- **Your task**:
Quote the whole listing word for word, please.

++++++++++++++++++++

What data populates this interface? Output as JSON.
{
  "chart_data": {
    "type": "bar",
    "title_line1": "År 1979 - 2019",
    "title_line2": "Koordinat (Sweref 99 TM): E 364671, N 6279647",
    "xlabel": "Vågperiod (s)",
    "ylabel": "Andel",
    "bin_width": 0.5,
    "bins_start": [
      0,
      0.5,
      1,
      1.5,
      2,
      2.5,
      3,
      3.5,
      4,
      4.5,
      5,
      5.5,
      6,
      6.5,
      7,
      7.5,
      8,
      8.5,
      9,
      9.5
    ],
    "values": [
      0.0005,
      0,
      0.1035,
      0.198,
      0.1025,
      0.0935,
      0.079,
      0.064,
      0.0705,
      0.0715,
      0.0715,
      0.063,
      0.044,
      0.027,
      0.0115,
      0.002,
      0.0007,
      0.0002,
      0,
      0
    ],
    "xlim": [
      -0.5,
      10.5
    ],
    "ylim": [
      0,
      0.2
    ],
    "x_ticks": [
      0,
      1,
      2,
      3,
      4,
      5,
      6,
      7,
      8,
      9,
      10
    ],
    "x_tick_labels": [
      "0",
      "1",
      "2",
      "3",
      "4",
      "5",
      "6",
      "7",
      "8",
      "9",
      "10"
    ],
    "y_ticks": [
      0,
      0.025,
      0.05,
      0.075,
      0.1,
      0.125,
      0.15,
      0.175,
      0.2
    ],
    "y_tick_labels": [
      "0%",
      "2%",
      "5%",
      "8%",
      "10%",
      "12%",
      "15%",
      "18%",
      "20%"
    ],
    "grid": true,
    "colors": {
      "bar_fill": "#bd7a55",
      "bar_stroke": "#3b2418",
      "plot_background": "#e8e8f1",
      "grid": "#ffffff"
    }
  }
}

++++++++++++++++++++

- **Exercise response**:
What data populates this interface? Output as JSON.
{
  "chart_data": {
    "type": "bar",
    "title_line1": "År 1979 - 2019",
    "title_line2": "Koordinat (Sweref 99 TM): E 364671, N 6279647",
    "xlabel": "Vågperiod (s)",
    "ylabel": "Andel",
    "bin_width": 0.5,
    "bins_start": [
      0,
      0.5,
      1,
      1.5,
      2,
      2.5,
      3,
      3.5,
      4,
      4.5,
      5,
      5.5,
      6,
      6.5,
      7,
      7.5,
      8,
      8.5,
      9,
      9.5
    ],
    "values": [
      0.0005,
      0,
      0.1035,
      0.198,
      0.1025,
      0.0935,
      0.079,
      0.064,
      0.0705,
      0.0715,
      0.0715,
      0.063,
      0.044,
      0.027,
      0.0115,
      0.002,
      0.0007,
      0.0002,
      0,
      0
    ],
    "xlim": [
      -0.5,
      10.5
    ],
    "ylim": [
      0,
      0.2
    ],
    "x_ticks": [
      0,
      1,
      2,
      3,
      4,
      5,
      6,
      7,
      8,
      9,
      10
    ],
    "x_tick_labels": [
      "0",
      "1",
      "2",
      "3",
      "4",
      "5",
      "6",
      "7",
      "8",
      "9",
      "10"
    ],
    "y_ticks": [
      0,
      0.025,
      0.05,
      0.075,
      0.1,
      0.125,
      0.15,
      0.175,
      0.2
    ],
    "y_tick_labels": [
      "0%",
      "2%",
      "5%",
      "8%",
      "10%",
      "12%",
      "15%",
      "18%",
      "20%"
    ],
    "grid": true,
    "colors": {
      "bar_fill": "#bd7a55",
      "bar_stroke": "#3b2418",
      "plot_background": "#e8e8f1",
      "grid": "#ffffff"
    }
  }
}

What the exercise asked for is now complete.